(Your instructions)
Swap "Localize" for "Locate" in each of the entries below and write the entries out again with nothing else altered.

(Item position entries)
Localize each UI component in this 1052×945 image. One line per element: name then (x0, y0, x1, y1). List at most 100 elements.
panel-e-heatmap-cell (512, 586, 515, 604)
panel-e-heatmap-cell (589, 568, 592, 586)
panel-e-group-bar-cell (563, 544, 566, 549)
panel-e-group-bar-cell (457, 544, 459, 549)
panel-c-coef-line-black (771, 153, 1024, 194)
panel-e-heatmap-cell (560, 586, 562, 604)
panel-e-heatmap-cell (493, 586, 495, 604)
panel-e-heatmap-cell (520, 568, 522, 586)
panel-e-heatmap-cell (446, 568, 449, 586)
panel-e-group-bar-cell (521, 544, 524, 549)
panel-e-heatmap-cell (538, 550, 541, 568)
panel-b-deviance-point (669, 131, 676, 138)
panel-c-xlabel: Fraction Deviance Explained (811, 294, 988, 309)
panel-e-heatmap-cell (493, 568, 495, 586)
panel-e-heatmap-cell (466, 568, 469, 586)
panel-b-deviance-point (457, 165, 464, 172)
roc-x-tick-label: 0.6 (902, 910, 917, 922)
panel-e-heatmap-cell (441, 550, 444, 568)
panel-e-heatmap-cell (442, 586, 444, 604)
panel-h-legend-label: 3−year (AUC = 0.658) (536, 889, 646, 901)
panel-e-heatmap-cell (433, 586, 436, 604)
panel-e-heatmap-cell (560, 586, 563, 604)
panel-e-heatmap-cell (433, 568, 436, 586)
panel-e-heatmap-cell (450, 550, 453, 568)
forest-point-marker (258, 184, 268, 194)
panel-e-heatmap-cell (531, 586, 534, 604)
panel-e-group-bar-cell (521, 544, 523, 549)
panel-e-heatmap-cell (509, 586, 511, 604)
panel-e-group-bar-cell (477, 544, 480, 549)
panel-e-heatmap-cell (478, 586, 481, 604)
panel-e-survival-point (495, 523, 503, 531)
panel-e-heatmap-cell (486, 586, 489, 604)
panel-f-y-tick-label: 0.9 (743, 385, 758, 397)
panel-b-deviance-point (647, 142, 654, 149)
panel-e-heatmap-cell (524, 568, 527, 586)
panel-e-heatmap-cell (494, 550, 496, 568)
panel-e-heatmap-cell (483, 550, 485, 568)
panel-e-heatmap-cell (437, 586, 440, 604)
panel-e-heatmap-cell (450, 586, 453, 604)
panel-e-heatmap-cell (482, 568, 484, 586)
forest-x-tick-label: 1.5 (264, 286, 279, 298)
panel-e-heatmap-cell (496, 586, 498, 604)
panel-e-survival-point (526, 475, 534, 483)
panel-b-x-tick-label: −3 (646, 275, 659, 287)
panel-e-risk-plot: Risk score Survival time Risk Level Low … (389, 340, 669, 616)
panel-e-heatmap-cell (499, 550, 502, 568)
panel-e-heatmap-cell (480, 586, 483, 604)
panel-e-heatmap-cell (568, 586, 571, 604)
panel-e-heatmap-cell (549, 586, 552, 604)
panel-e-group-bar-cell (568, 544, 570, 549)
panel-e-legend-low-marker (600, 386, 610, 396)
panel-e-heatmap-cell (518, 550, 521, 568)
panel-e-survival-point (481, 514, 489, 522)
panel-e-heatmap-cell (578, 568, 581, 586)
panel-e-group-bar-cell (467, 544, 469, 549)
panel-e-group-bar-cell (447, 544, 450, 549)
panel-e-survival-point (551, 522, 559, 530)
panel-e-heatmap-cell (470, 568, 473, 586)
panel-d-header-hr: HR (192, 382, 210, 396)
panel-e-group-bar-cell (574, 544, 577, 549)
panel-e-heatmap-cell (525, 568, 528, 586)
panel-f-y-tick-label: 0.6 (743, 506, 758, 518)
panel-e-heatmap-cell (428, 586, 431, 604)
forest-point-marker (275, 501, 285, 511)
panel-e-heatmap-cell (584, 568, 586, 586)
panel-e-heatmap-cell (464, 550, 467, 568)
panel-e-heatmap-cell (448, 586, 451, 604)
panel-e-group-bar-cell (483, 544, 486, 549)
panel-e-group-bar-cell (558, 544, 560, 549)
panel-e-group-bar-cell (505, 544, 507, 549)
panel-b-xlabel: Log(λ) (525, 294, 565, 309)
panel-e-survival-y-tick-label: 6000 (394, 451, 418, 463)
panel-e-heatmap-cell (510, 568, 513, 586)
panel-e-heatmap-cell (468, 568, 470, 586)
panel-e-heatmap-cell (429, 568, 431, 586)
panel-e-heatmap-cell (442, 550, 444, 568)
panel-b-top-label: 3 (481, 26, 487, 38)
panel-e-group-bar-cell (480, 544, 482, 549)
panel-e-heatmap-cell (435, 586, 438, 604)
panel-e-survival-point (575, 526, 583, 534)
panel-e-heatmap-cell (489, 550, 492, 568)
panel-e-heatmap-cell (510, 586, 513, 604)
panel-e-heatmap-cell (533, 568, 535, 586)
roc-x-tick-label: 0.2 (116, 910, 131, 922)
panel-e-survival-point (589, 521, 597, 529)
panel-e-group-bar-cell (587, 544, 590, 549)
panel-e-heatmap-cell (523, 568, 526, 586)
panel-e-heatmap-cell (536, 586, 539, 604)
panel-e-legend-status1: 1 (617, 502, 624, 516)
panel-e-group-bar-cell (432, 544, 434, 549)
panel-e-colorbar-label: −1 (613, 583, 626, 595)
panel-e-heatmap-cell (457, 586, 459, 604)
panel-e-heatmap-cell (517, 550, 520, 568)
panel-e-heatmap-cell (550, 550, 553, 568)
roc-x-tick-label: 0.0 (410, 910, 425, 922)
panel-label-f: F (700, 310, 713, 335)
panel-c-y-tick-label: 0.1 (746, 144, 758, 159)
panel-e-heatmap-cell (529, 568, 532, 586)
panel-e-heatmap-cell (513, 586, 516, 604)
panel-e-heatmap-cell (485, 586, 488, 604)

(Task response)
Locate each UI component in this 1052×945 image. One line per element: name then (x0, y0, x1, y1). List at most 100 elements.
panel-e-heatmap-cell (512, 586, 515, 604)
panel-e-heatmap-cell (589, 568, 592, 586)
panel-e-group-bar-cell (563, 544, 566, 549)
panel-e-group-bar-cell (457, 544, 459, 549)
panel-c-coef-line-black (771, 153, 1024, 194)
panel-e-heatmap-cell (560, 586, 562, 604)
panel-e-heatmap-cell (493, 586, 495, 604)
panel-e-heatmap-cell (520, 568, 522, 586)
panel-e-heatmap-cell (446, 568, 449, 586)
panel-e-group-bar-cell (521, 544, 524, 549)
panel-e-heatmap-cell (538, 550, 541, 568)
panel-b-deviance-point (669, 131, 676, 138)
panel-c-xlabel: Fraction Deviance Explained (811, 294, 988, 309)
panel-e-heatmap-cell (493, 568, 495, 586)
panel-e-heatmap-cell (466, 568, 469, 586)
panel-b-deviance-point (457, 165, 464, 172)
roc-x-tick-label: 0.6 (902, 910, 917, 922)
panel-e-heatmap-cell (441, 550, 444, 568)
panel-e-heatmap-cell (442, 586, 444, 604)
panel-h-legend-label: 3−year (AUC = 0.658) (536, 889, 646, 901)
panel-e-heatmap-cell (433, 586, 436, 604)
panel-e-heatmap-cell (560, 586, 563, 604)
panel-e-heatmap-cell (433, 568, 436, 586)
panel-e-heatmap-cell (450, 550, 453, 568)
forest-point-marker (258, 184, 268, 194)
panel-e-heatmap-cell (531, 586, 534, 604)
panel-e-group-bar-cell (521, 544, 523, 549)
panel-e-heatmap-cell (509, 586, 511, 604)
panel-e-group-bar-cell (477, 544, 480, 549)
panel-e-heatmap-cell (478, 586, 481, 604)
panel-e-survival-point (495, 523, 503, 531)
panel-e-heatmap-cell (486, 586, 489, 604)
panel-f-y-tick-label: 0.9 (743, 385, 758, 397)
panel-b-deviance-point (647, 142, 654, 149)
panel-e-heatmap-cell (524, 568, 527, 586)
panel-e-heatmap-cell (494, 550, 496, 568)
panel-e-heatmap-cell (483, 550, 485, 568)
panel-e-heatmap-cell (437, 586, 440, 604)
panel-e-heatmap-cell (450, 586, 453, 604)
panel-e-heatmap-cell (482, 568, 484, 586)
forest-x-tick-label: 1.5 (264, 286, 279, 298)
panel-e-heatmap-cell (496, 586, 498, 604)
panel-e-survival-point (526, 475, 534, 483)
panel-b-x-tick-label: −3 (646, 275, 659, 287)
panel-e-risk-plot: Risk score Survival time Risk Level Low … (389, 340, 669, 616)
panel-e-heatmap-cell (499, 550, 502, 568)
panel-e-heatmap-cell (480, 586, 483, 604)
panel-e-heatmap-cell (568, 586, 571, 604)
panel-e-heatmap-cell (549, 586, 552, 604)
panel-e-group-bar-cell (568, 544, 570, 549)
panel-e-legend-low-marker (600, 386, 610, 396)
panel-e-heatmap-cell (518, 550, 521, 568)
panel-e-survival-point (481, 514, 489, 522)
panel-e-heatmap-cell (578, 568, 581, 586)
panel-e-group-bar-cell (467, 544, 469, 549)
panel-e-group-bar-cell (447, 544, 450, 549)
panel-e-survival-point (551, 522, 559, 530)
panel-e-heatmap-cell (470, 568, 473, 586)
panel-d-header-hr: HR (192, 382, 210, 396)
panel-e-group-bar-cell (574, 544, 577, 549)
panel-e-heatmap-cell (525, 568, 528, 586)
panel-f-y-tick-label: 0.6 (743, 506, 758, 518)
panel-e-heatmap-cell (428, 586, 431, 604)
forest-point-marker (275, 501, 285, 511)
panel-e-heatmap-cell (584, 568, 586, 586)
panel-e-heatmap-cell (464, 550, 467, 568)
panel-e-heatmap-cell (448, 586, 451, 604)
panel-e-group-bar-cell (483, 544, 486, 549)
panel-e-group-bar-cell (558, 544, 560, 549)
panel-e-group-bar-cell (505, 544, 507, 549)
panel-b-xlabel: Log(λ) (525, 294, 565, 309)
panel-e-survival-y-tick-label: 6000 (394, 451, 418, 463)
panel-e-heatmap-cell (510, 568, 513, 586)
panel-e-heatmap-cell (468, 568, 470, 586)
panel-e-heatmap-cell (429, 568, 431, 586)
panel-e-heatmap-cell (442, 550, 444, 568)
panel-b-top-label: 3 (481, 26, 487, 38)
panel-e-group-bar-cell (480, 544, 482, 549)
panel-e-heatmap-cell (435, 586, 438, 604)
panel-e-survival-point (575, 526, 583, 534)
panel-e-heatmap-cell (489, 550, 492, 568)
panel-e-heatmap-cell (510, 586, 513, 604)
panel-e-heatmap-cell (533, 568, 535, 586)
roc-x-tick-label: 0.2 (116, 910, 131, 922)
panel-e-survival-point (589, 521, 597, 529)
panel-e-group-bar-cell (587, 544, 590, 549)
panel-e-heatmap-cell (523, 568, 526, 586)
panel-e-heatmap-cell (536, 586, 539, 604)
panel-e-legend-status1: 1 (617, 502, 624, 516)
panel-e-group-bar-cell (432, 544, 434, 549)
panel-e-colorbar-label: −1 (613, 583, 626, 595)
panel-e-heatmap-cell (457, 586, 459, 604)
panel-e-heatmap-cell (517, 550, 520, 568)
panel-e-heatmap-cell (550, 550, 553, 568)
roc-x-tick-label: 0.0 (410, 910, 425, 922)
panel-label-f: F (700, 310, 713, 335)
panel-c-y-tick-label: 0.1 (746, 144, 758, 159)
panel-e-heatmap-cell (529, 568, 532, 586)
panel-e-heatmap-cell (513, 586, 516, 604)
panel-e-heatmap-cell (485, 586, 488, 604)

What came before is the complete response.